WORK TO DO:
Answer with one number: how many lines hold the string "ngắn".

[Figure content listings]
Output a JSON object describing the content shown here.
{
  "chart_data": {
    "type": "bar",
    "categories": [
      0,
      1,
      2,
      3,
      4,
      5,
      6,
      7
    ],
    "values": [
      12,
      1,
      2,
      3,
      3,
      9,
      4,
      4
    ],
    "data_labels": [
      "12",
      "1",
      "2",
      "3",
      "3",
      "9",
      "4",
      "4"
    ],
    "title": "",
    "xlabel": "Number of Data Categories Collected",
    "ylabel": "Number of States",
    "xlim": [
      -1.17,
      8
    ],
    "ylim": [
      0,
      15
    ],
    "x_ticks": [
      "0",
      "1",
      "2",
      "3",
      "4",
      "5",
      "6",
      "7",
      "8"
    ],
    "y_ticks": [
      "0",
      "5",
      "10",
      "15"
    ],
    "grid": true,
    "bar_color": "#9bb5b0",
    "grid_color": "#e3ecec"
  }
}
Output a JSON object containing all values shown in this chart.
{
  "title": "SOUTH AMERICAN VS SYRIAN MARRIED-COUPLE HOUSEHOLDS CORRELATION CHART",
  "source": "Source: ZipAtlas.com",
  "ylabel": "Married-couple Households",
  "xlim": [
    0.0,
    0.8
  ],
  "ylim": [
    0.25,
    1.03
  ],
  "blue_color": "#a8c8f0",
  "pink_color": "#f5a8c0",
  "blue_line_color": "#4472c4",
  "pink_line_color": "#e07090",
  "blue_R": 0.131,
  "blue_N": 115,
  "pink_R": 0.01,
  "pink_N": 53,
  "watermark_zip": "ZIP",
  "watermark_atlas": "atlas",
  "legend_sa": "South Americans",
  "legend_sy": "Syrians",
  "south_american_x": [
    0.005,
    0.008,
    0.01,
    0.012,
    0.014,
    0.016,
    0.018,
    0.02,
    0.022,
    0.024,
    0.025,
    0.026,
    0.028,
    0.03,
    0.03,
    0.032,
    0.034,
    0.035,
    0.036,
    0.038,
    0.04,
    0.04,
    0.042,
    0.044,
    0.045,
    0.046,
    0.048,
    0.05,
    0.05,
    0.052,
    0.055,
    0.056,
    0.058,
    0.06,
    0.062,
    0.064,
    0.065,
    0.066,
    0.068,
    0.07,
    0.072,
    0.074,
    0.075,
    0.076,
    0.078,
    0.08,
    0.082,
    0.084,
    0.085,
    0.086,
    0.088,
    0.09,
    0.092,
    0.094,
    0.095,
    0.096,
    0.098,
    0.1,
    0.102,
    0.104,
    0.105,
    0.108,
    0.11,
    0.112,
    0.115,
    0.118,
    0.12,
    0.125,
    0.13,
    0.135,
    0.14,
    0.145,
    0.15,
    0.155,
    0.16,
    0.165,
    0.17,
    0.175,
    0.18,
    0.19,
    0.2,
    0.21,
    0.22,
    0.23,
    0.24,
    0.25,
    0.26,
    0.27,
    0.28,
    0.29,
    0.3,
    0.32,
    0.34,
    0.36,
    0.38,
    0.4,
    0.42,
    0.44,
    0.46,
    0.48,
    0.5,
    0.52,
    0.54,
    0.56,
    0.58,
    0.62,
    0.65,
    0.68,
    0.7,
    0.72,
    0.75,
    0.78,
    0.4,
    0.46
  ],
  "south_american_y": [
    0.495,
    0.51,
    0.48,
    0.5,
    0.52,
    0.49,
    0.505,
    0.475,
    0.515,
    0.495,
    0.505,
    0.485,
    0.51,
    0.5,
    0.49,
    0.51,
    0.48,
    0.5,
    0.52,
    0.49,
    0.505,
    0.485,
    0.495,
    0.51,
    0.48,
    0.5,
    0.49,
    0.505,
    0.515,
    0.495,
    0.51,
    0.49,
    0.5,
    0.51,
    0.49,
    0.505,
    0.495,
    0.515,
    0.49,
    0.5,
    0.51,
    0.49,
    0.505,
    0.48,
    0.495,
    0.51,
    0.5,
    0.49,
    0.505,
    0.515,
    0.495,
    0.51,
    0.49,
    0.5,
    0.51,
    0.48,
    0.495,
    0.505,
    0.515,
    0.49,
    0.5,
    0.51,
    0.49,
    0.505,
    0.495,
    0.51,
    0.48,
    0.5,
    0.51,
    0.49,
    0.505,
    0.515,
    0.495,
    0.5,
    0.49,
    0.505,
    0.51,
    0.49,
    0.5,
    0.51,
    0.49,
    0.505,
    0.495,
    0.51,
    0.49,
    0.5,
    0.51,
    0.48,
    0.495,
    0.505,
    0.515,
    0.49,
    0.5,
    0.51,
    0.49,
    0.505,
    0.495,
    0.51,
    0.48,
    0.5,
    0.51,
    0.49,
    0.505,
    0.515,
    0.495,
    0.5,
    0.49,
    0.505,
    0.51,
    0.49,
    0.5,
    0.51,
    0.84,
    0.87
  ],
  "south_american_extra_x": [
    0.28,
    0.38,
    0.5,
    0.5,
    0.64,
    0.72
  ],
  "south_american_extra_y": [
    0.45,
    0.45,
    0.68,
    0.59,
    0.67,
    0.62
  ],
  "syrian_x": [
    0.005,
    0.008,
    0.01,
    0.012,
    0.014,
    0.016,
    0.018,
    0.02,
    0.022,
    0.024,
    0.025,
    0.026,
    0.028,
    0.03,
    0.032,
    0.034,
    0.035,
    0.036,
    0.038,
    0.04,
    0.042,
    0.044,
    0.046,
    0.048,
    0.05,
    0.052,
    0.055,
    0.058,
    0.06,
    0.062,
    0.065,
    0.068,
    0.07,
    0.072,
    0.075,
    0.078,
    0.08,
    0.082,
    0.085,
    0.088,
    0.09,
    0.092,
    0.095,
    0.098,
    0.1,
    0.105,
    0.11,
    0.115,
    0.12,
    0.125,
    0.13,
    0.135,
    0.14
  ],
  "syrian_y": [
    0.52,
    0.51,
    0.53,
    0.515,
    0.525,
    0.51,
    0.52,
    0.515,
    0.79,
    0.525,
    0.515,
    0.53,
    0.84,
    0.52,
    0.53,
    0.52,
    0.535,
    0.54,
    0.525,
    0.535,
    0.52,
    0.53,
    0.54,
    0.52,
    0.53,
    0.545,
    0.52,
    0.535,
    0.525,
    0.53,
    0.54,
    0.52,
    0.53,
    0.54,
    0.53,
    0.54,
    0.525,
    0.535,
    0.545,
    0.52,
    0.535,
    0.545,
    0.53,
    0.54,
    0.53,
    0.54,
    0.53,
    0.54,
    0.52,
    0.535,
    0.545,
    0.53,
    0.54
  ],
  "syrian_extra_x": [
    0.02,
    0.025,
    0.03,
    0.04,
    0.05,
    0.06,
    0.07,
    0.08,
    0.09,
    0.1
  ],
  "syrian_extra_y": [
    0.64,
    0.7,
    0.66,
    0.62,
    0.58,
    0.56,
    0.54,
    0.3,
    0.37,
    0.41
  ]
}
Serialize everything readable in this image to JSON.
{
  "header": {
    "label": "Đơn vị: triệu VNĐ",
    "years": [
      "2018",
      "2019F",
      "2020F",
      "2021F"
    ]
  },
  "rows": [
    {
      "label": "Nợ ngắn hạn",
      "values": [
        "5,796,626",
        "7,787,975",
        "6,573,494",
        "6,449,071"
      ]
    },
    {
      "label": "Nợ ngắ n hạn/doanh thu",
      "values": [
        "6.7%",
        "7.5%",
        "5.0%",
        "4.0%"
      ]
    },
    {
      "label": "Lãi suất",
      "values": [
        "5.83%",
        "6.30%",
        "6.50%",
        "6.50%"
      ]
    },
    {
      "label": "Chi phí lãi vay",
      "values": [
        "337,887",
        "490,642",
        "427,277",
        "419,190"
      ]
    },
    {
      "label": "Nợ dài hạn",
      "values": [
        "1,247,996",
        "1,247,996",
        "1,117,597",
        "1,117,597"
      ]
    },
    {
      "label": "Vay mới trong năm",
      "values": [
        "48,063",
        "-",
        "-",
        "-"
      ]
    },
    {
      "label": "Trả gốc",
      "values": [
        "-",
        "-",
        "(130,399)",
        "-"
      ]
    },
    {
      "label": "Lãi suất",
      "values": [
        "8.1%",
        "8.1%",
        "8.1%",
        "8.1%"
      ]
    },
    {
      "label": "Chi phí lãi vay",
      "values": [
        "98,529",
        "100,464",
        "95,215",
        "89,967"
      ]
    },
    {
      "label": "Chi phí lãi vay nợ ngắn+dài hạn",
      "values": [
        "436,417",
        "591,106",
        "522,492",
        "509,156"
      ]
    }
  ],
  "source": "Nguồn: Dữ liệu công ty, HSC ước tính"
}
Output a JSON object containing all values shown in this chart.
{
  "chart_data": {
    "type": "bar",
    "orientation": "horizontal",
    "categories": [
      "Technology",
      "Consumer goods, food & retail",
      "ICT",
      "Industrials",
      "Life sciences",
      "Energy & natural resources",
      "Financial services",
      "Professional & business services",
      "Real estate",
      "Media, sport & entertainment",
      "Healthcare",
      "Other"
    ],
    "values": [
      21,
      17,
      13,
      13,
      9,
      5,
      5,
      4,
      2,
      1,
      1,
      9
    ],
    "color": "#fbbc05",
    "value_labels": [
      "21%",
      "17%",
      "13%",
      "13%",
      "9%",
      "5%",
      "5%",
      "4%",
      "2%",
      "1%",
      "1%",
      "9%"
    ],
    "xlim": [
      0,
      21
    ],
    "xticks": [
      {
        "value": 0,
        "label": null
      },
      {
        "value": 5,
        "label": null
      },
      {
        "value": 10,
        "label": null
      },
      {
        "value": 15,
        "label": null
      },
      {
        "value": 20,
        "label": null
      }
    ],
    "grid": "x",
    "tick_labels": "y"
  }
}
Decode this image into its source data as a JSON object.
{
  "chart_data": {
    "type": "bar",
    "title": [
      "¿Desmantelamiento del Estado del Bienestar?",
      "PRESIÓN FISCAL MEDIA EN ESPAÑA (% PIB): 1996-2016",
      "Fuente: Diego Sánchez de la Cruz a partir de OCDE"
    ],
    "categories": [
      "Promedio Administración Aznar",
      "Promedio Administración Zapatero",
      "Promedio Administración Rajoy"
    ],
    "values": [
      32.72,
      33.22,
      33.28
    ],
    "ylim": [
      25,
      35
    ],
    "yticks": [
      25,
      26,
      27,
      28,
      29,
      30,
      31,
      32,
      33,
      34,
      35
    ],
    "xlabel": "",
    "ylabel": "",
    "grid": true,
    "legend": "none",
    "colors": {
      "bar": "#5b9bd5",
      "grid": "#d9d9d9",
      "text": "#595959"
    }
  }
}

THE OUTPUT:
2